Цель задания » Перепишите все записи, заменив «legend-marker» на «legend-symbol» и больше ничего не меняя. Изображения в ответ не включайте.

Исходные материалы »
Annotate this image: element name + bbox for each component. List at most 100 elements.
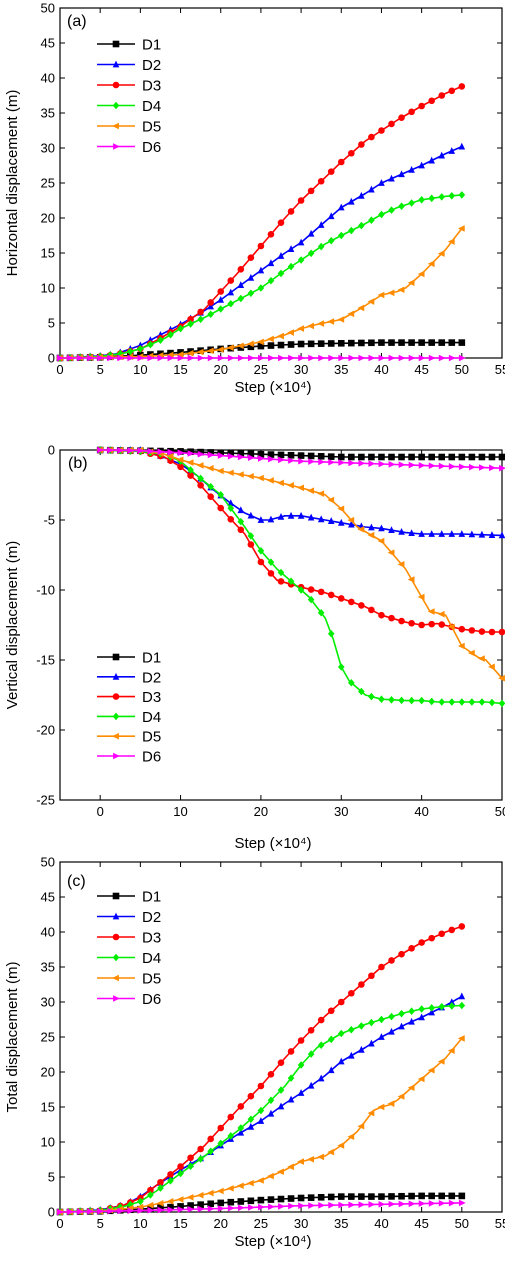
data-point [327,1148,335,1156]
data-point [488,628,496,636]
legend-label: D6 [142,991,161,1008]
panel-tag: (c) [67,873,86,890]
data-point [368,523,375,531]
data-point [177,449,185,457]
data-point [237,517,245,526]
data-point [398,1009,405,1018]
data-point [327,318,335,325]
data-point [177,349,184,356]
data-point [197,448,204,456]
data-point [197,450,205,458]
y-tick-label: 45 [41,36,55,51]
data-point [226,1185,234,1192]
data-point [348,1051,355,1059]
data-point [378,460,386,468]
data-point [408,1007,415,1015]
x-tick-label: 10 [133,362,147,377]
data-point [247,454,255,461]
data-point [458,354,466,362]
data-point [348,197,355,205]
series-line [59,194,462,359]
y-tick-label: 15 [41,1100,55,1115]
data-point [197,474,204,483]
legend-label: D5 [142,971,161,988]
data-point [237,1124,245,1132]
data-point [368,339,375,347]
series-line [100,449,502,633]
data-point [387,549,395,556]
data-point [378,179,385,186]
data-point [247,289,255,298]
data-point [438,930,446,938]
data-point [187,472,194,479]
legend-label: D4 [142,709,161,726]
x-tick-label: 10 [133,1216,147,1231]
data-point [388,206,395,214]
data-point [368,972,375,980]
x-tick-label: 0 [56,362,63,377]
data-point [267,570,275,577]
data-point [437,610,445,618]
data-point [367,1109,375,1117]
data-point [428,194,435,203]
data-point [227,1198,235,1206]
data-point [398,354,406,362]
data-point [378,1033,385,1040]
data-point [448,147,456,154]
data-point [408,1017,415,1025]
data-point [247,1092,255,1100]
data-point [337,231,345,240]
plot-frame [59,7,503,359]
data-point [317,1016,325,1024]
data-point [337,595,345,602]
data-point [176,456,184,464]
data-point [147,1207,155,1214]
y-tick-label: 20 [41,211,55,226]
data-point [267,1172,274,1180]
data-point [358,453,365,461]
data-point [167,1176,174,1185]
data-point [408,165,415,173]
data-point [177,324,184,333]
data-point [216,346,224,353]
legend-label: D2 [142,909,161,926]
data-point [367,298,375,305]
data-point [236,342,244,350]
data-point [257,1117,265,1124]
y-tick-label: 25 [41,1030,55,1045]
data-point [318,458,326,466]
data-point [307,595,315,604]
data-point [408,696,415,705]
data-point [307,249,315,258]
data-point [287,1195,295,1202]
data-point [177,1163,184,1170]
data-point [107,1207,115,1215]
data-point [337,316,345,323]
data-point [317,490,325,497]
legend-marker [113,752,120,760]
series-line [100,449,503,679]
data-point [388,695,395,704]
data-point [207,451,215,459]
x-tick-label: 30 [334,804,348,819]
data-point [167,349,174,357]
data-point [127,347,134,356]
legend-marker [112,912,120,920]
y-tick-label: 0 [48,443,55,458]
x-tick-label: 35 [334,1216,348,1231]
data-point [278,456,285,464]
x-tick-label: 40 [374,1216,388,1231]
data-point [378,1015,385,1024]
data-point [258,354,265,362]
data-point [417,593,425,601]
data-point [117,354,125,362]
data-point [387,1100,395,1107]
data-point [438,530,446,537]
data-point [258,1203,265,1211]
data-point [67,354,74,362]
data-point [196,1191,204,1199]
data-point [268,354,275,362]
data-point [388,1200,396,1208]
data-point [167,457,174,464]
data-point [489,464,496,472]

Ответ на задание »
Annotate this image: element name + bbox for each component. List at most 100 elements.
data-point [327,1148,335,1156]
data-point [488,628,496,636]
legend-label: D6 [142,991,161,1008]
panel-tag: (c) [67,873,86,890]
data-point [368,523,375,531]
data-point [177,449,185,457]
data-point [237,517,245,526]
data-point [398,1009,405,1018]
data-point [327,318,335,325]
data-point [177,349,184,356]
data-point [197,448,204,456]
data-point [197,450,205,458]
y-tick-label: 45 [41,36,55,51]
data-point [226,1185,234,1192]
data-point [348,1051,355,1059]
data-point [378,460,386,468]
data-point [408,1007,415,1015]
x-tick-label: 10 [133,362,147,377]
data-point [247,454,255,461]
data-point [458,354,466,362]
data-point [348,197,355,205]
series-line [59,194,462,359]
y-tick-label: 15 [41,1100,55,1115]
data-point [197,474,204,483]
legend-label: D5 [142,971,161,988]
data-point [237,1124,245,1132]
data-point [368,339,375,347]
series-line [100,449,502,633]
data-point [387,549,395,556]
data-point [378,179,385,186]
data-point [247,289,255,298]
data-point [438,930,446,938]
data-point [187,472,194,479]
legend-label: D4 [142,709,161,726]
x-tick-label: 10 [133,1216,147,1231]
data-point [388,206,395,214]
data-point [368,972,375,980]
x-tick-label: 0 [56,362,63,377]
data-point [267,570,275,577]
data-point [437,610,445,618]
data-point [367,1109,375,1117]
data-point [428,194,435,203]
data-point [227,1198,235,1206]
data-point [398,354,406,362]
data-point [378,1033,385,1040]
data-point [448,147,456,154]
data-point [408,1017,415,1025]
data-point [247,1092,255,1100]
data-point [337,231,345,240]
plot-frame [59,7,503,359]
data-point [317,1016,325,1024]
data-point [337,595,345,602]
data-point [176,456,184,464]
data-point [147,1207,155,1214]
y-tick-label: 20 [41,211,55,226]
data-point [267,1172,274,1180]
data-point [358,453,365,461]
data-point [167,1176,174,1185]
data-point [408,165,415,173]
data-point [177,324,184,333]
data-point [216,346,224,353]
legend-label: D2 [142,909,161,926]
data-point [367,298,375,305]
data-point [236,342,244,350]
data-point [257,1117,265,1124]
y-tick-label: 25 [41,1030,55,1045]
data-point [318,458,326,466]
data-point [307,595,315,604]
data-point [408,696,415,705]
data-point [307,249,315,258]
data-point [287,1195,295,1202]
data-point [177,1163,184,1170]
data-point [107,1207,115,1215]
data-point [337,316,345,323]
data-point [317,490,325,497]
legend-symbol [113,752,120,760]
series-line [100,449,503,679]
data-point [388,695,395,704]
data-point [207,451,215,459]
x-tick-label: 30 [334,804,348,819]
data-point [167,349,174,357]
data-point [127,347,134,356]
legend-symbol [112,912,120,920]
y-tick-label: 0 [48,443,55,458]
x-tick-label: 35 [334,1216,348,1231]
data-point [278,456,285,464]
x-tick-label: 40 [374,1216,388,1231]
data-point [378,1015,385,1024]
data-point [258,354,265,362]
data-point [417,593,425,601]
data-point [117,354,125,362]
data-point [387,1100,395,1107]
data-point [438,530,446,537]
data-point [258,1203,265,1211]
data-point [67,354,74,362]
data-point [196,1191,204,1199]
data-point [268,354,275,362]
data-point [388,1200,396,1208]
data-point [167,457,174,464]
data-point [489,464,496,472]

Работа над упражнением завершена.